What the exercise asks:
Look through the data below and count each line where the word "labels" appears. Reply with the count alone.
>> START Dataset records
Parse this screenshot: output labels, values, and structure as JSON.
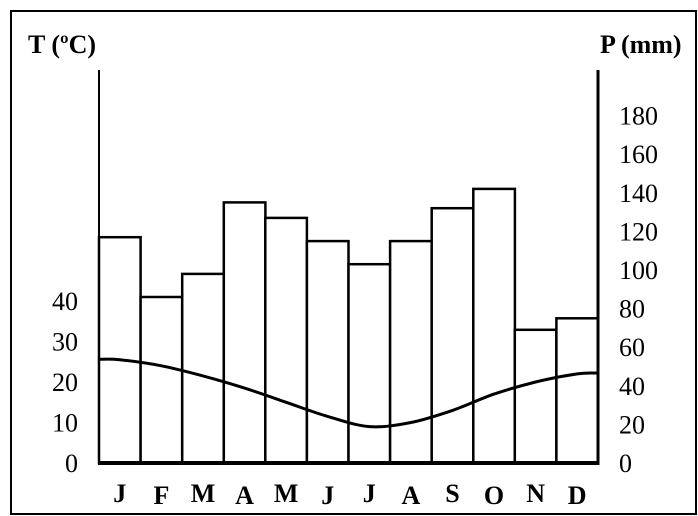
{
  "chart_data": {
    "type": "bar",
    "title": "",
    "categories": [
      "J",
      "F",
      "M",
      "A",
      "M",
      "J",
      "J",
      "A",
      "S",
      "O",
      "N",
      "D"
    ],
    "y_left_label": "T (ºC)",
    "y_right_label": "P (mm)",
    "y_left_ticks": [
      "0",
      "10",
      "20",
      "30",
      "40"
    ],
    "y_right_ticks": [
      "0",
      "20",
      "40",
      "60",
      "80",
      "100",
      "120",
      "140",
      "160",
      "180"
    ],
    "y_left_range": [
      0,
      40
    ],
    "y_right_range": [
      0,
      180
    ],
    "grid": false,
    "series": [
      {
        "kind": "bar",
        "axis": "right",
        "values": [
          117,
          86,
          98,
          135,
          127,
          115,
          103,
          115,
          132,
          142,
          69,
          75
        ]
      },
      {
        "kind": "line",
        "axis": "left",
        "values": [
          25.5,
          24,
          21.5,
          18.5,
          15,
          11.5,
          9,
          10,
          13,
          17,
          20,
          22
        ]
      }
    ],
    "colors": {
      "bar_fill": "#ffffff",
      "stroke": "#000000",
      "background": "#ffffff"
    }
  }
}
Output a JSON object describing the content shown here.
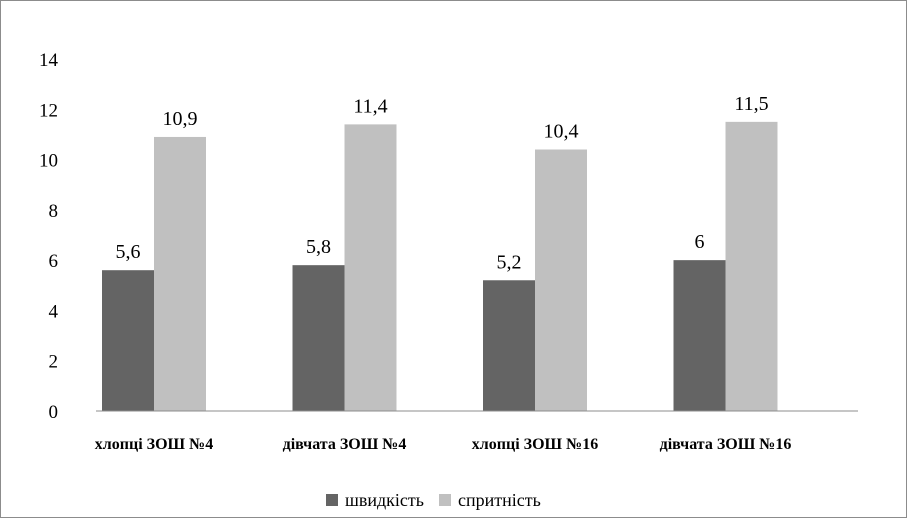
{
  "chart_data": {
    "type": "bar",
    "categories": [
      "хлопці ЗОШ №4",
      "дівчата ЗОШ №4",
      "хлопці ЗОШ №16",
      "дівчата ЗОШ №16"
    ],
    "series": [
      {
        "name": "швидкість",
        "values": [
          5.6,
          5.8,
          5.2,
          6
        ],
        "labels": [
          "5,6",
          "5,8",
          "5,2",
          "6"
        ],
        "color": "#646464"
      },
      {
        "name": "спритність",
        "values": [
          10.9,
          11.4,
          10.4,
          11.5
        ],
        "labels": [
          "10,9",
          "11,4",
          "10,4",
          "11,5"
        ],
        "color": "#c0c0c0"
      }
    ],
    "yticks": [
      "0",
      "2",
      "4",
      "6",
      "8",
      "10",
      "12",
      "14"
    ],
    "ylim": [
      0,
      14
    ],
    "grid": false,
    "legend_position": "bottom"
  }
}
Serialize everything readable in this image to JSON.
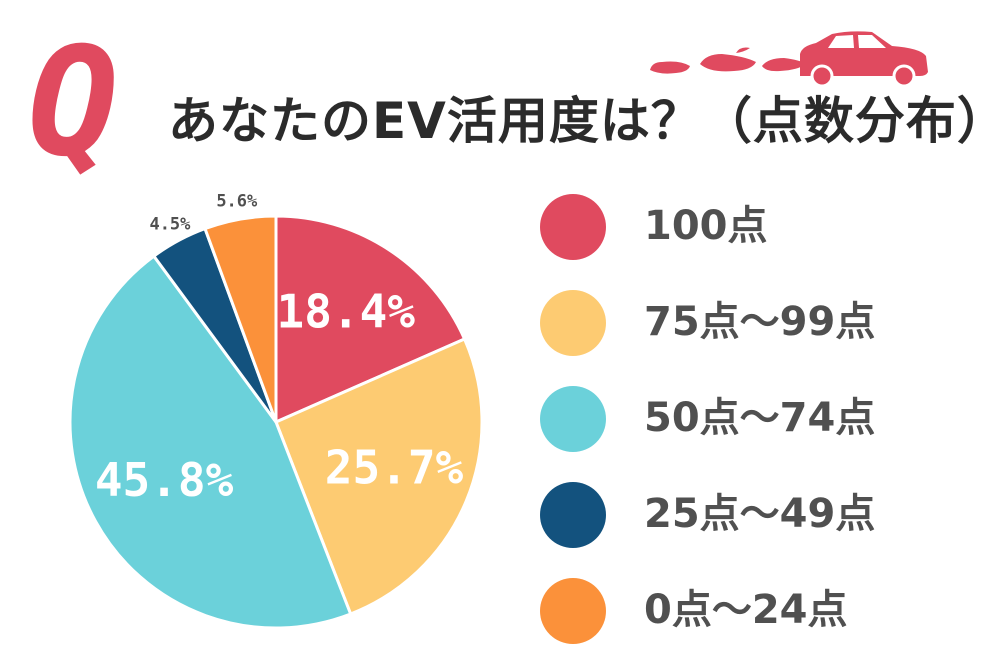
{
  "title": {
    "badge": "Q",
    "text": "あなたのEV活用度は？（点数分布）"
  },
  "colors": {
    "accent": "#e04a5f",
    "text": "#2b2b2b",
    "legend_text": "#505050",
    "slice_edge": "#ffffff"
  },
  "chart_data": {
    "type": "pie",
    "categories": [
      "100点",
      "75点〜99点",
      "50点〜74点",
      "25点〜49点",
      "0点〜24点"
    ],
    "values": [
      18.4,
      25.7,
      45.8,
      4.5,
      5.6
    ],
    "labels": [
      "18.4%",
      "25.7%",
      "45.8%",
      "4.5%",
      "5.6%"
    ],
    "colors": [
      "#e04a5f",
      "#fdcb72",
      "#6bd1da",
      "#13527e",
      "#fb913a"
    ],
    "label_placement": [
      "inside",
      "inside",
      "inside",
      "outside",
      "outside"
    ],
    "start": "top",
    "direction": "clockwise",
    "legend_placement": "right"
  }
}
>> END Dataset records
Response to the task:
4